++++ DATA PROVIDED ++++

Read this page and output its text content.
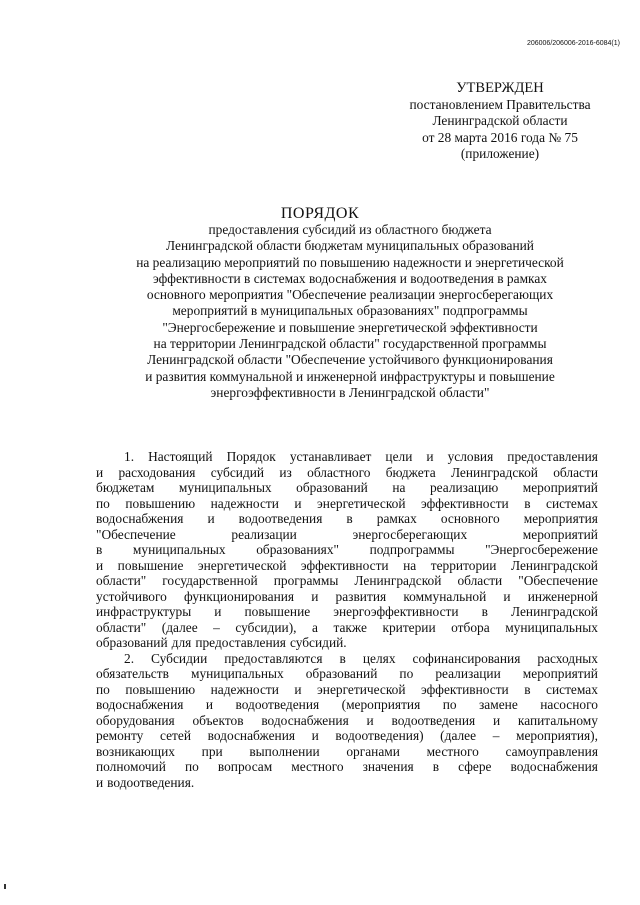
206006/206006-2016-6084(1)
УТВЕРЖДЕН
постановлением Правительства
Ленинградской области
от 28 марта 2016 года № 75
(приложение)
ПОРЯДОК
предоставления субсидий из областного бюджета
Ленинградской области бюджетам муниципальных образований
на реализацию мероприятий по повышению надежности и энергетической
эффективности в системах водоснабжения и водоотведения в рамках
основного мероприятия "Обеспечение реализации энергосберегающих
мероприятий в муниципальных образованиях" подпрограммы
"Энергосбережение и повышение энергетической эффективности
на территории Ленинградской области" государственной программы
Ленинградской области "Обеспечение устойчивого функционирования
и развития коммунальной и инженерной инфраструктуры и повышение
энергоэффективности в Ленинградской области"
1. Настоящий Порядок устанавливает цели и условия предоставления
и расходования субсидий из областного бюджета Ленинградской области
бюджетам муниципальных образований на реализацию мероприятий
по повышению надежности и энергетической эффективности в системах
водоснабжения и водоотведения в рамках основного мероприятия
"Обеспечение	реализации	энергосберегающих	мероприятий
в муниципальных образованиях" подпрограммы "Энергосбережение
и повышение энергетической эффективности на территории Ленинградской
области" государственной программы Ленинградской области "Обеспечение
устойчивого функционирования и развития коммунальной и инженерной
инфраструктуры и повышение энергоэффективности в Ленинградской
области" (далее – субсидии), а также критерии отбора муниципальных
образований для предоставления субсидий.
2. Субсидии предоставляются в целях софинансирования расходных
обязательств муниципальных образований по реализации мероприятий
по повышению надежности и энергетической эффективности в системах
водоснабжения и водоотведения (мероприятия по замене насосного
оборудования объектов водоснабжения и водоотведения и капитальному
ремонту сетей водоснабжения и водоотведения) (далее – мероприятия),
возникающих при выполнении органами местного самоуправления
полномочий по вопросам местного значения в сфере водоснабжения
и водоотведения.
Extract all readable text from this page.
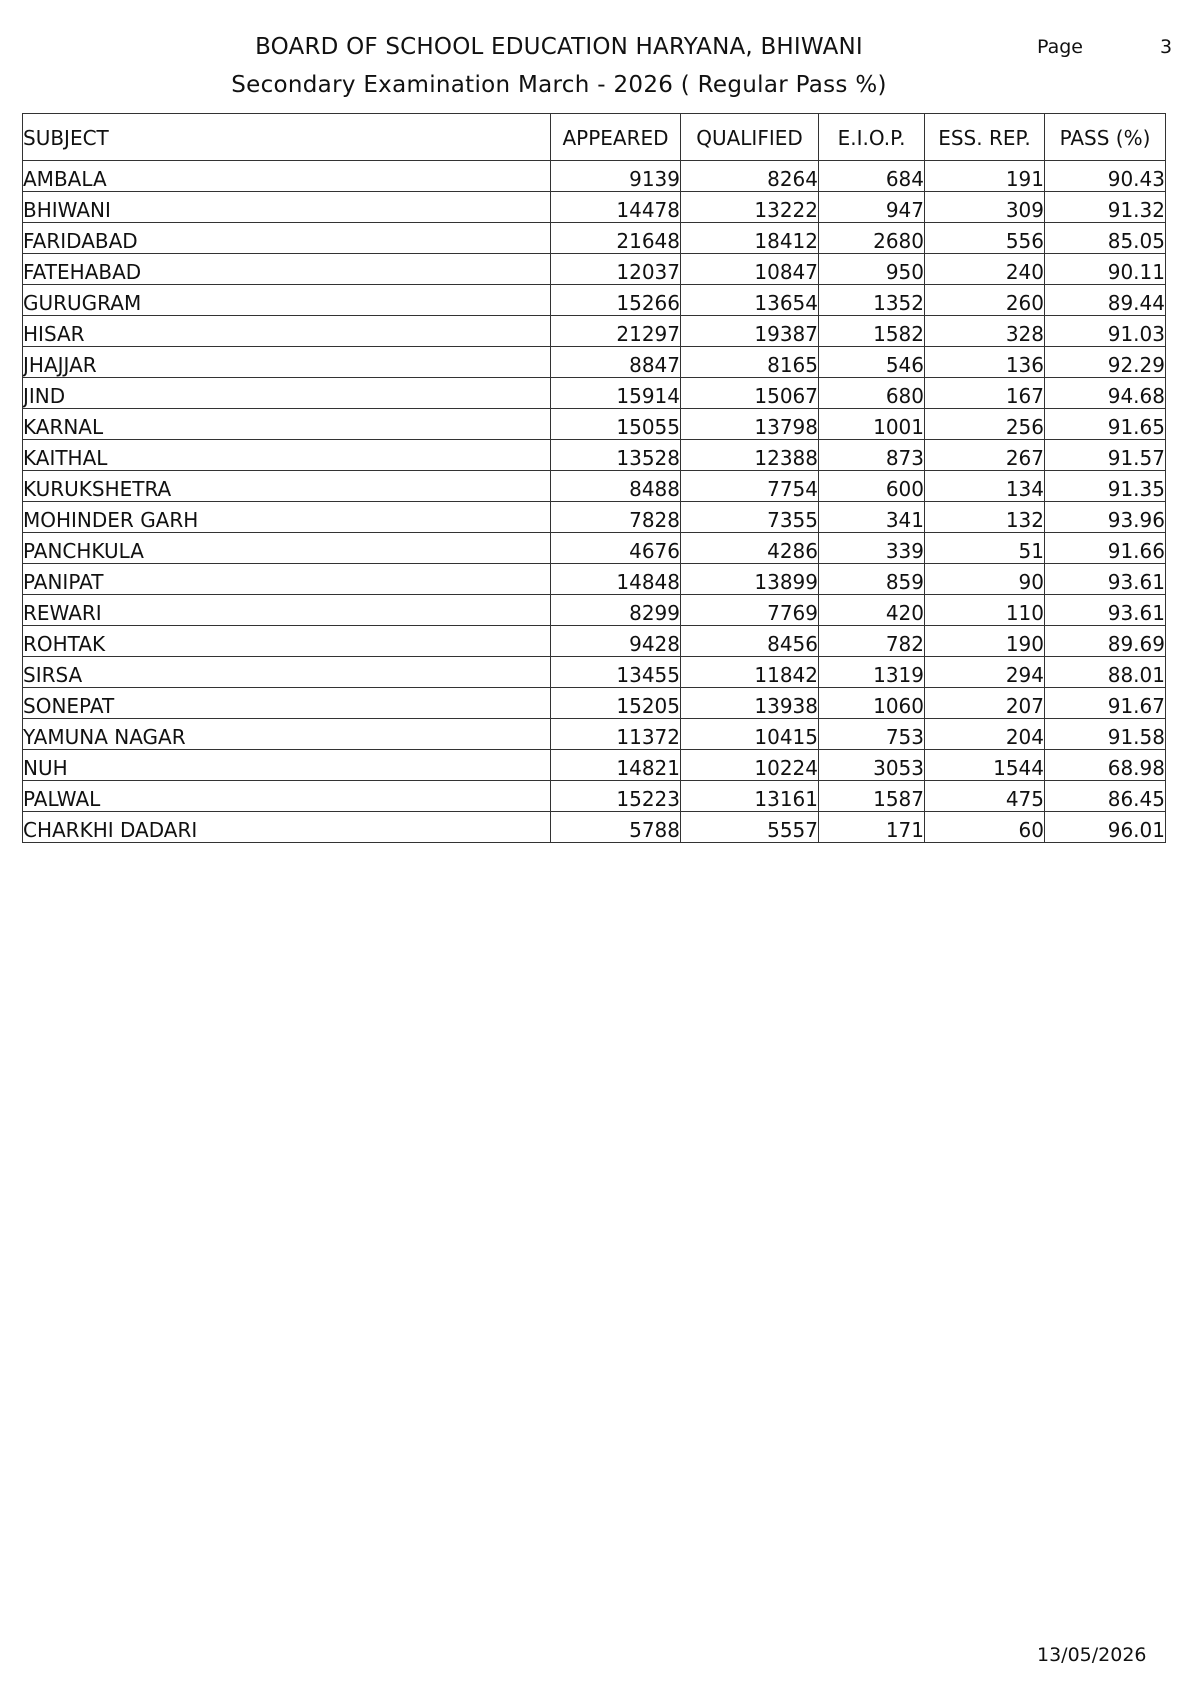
BOARD OF SCHOOL EDUCATION HARYANA, BHIWANI
Secondary Examination March - 2026 ( Regular Pass %)
Page	3
SUBJECT	APPEARED	QUALIFIED	E.I.O.P.	ESS. REP.	PASS (%)
AMBALA	9139	8264	684	191	90.43
BHIWANI	14478	13222	947	309	91.32
FARIDABAD	21648	18412	2680	556	85.05
FATEHABAD	12037	10847	950	240	90.11
GURUGRAM	15266	13654	1352	260	89.44
HISAR	21297	19387	1582	328	91.03
JHAJJAR	8847	8165	546	136	92.29
JIND	15914	15067	680	167	94.68
KARNAL	15055	13798	1001	256	91.65
KAITHAL	13528	12388	873	267	91.57
KURUKSHETRA	8488	7754	600	134	91.35
MOHINDER GARH	7828	7355	341	132	93.96
PANCHKULA	4676	4286	339	51	91.66
PANIPAT	14848	13899	859	90	93.61
REWARI	8299	7769	420	110	93.61
ROHTAK	9428	8456	782	190	89.69
SIRSA	13455	11842	1319	294	88.01
SONEPAT	15205	13938	1060	207	91.67
YAMUNA NAGAR	11372	10415	753	204	91.58
NUH	14821	10224	3053	1544	68.98
PALWAL	15223	13161	1587	475	86.45
CHARKHI DADARI	5788	5557	171	60	96.01
13/05/2026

++++

> STATED EXERCISE: Retype the records exactly. Any image in them should not appear in what you write.

> EXERCISE OUTPUT:
Read this page and output its text content.
206006/206006-2016-6084(1)
УТВЕРЖДЕН
постановлением Правительства
Ленинградской области
от 28 марта 2016 года № 75
(приложение)
ПОРЯДОК
предоставления субсидий из областного бюджета
Ленинградской области бюджетам муниципальных образований
на реализацию мероприятий по повышению надежности и энергетической
эффективности в системах водоснабжения и водоотведения в рамках
основного мероприятия "Обеспечение реализации энергосберегающих
мероприятий в муниципальных образованиях" подпрограммы
"Энергосбережение и повышение энергетической эффективности
на территории Ленинградской области" государственной программы
Ленинградской области "Обеспечение устойчивого функционирования
и развития коммунальной и инженерной инфраструктуры и повышение
энергоэффективности в Ленинградской области"
1. Настоящий Порядок устанавливает цели и условия предоставления
и расходования субсидий из областного бюджета Ленинградской области
бюджетам муниципальных образований на реализацию мероприятий
по повышению надежности и энергетической эффективности в системах
водоснабжения и водоотведения в рамках основного мероприятия
"Обеспечение	реализации	энергосберегающих	мероприятий
в муниципальных образованиях" подпрограммы "Энергосбережение
и повышение энергетической эффективности на территории Ленинградской
области" государственной программы Ленинградской области "Обеспечение
устойчивого функционирования и развития коммунальной и инженерной
инфраструктуры и повышение энергоэффективности в Ленинградской
области" (далее – субсидии), а также критерии отбора муниципальных
образований для предоставления субсидий.
2. Субсидии предоставляются в целях софинансирования расходных
обязательств муниципальных образований по реализации мероприятий
по повышению надежности и энергетической эффективности в системах
водоснабжения и водоотведения (мероприятия по замене насосного
оборудования объектов водоснабжения и водоотведения и капитальному
ремонту сетей водоснабжения и водоотведения) (далее – мероприятия),
возникающих при выполнении органами местного самоуправления
полномочий по вопросам местного значения в сфере водоснабжения
и водоотведения.
Extract all readable text from this page.
BOARD OF SCHOOL EDUCATION HARYANA, BHIWANI
Secondary Examination March - 2026 ( Regular Pass %)
Page	3
SUBJECT	APPEARED	QUALIFIED	E.I.O.P.	ESS. REP.	PASS (%)
AMBALA	9139	8264	684	191	90.43
BHIWANI	14478	13222	947	309	91.32
FARIDABAD	21648	18412	2680	556	85.05
FATEHABAD	12037	10847	950	240	90.11
GURUGRAM	15266	13654	1352	260	89.44
HISAR	21297	19387	1582	328	91.03
JHAJJAR	8847	8165	546	136	92.29
JIND	15914	15067	680	167	94.68
KARNAL	15055	13798	1001	256	91.65
KAITHAL	13528	12388	873	267	91.57
KURUKSHETRA	8488	7754	600	134	91.35
MOHINDER GARH	7828	7355	341	132	93.96
PANCHKULA	4676	4286	339	51	91.66
PANIPAT	14848	13899	859	90	93.61
REWARI	8299	7769	420	110	93.61
ROHTAK	9428	8456	782	190	89.69
SIRSA	13455	11842	1319	294	88.01
SONEPAT	15205	13938	1060	207	91.67
YAMUNA NAGAR	11372	10415	753	204	91.58
NUH	14821	10224	3053	1544	68.98
PALWAL	15223	13161	1587	475	86.45
CHARKHI DADARI	5788	5557	171	60	96.01
13/05/2026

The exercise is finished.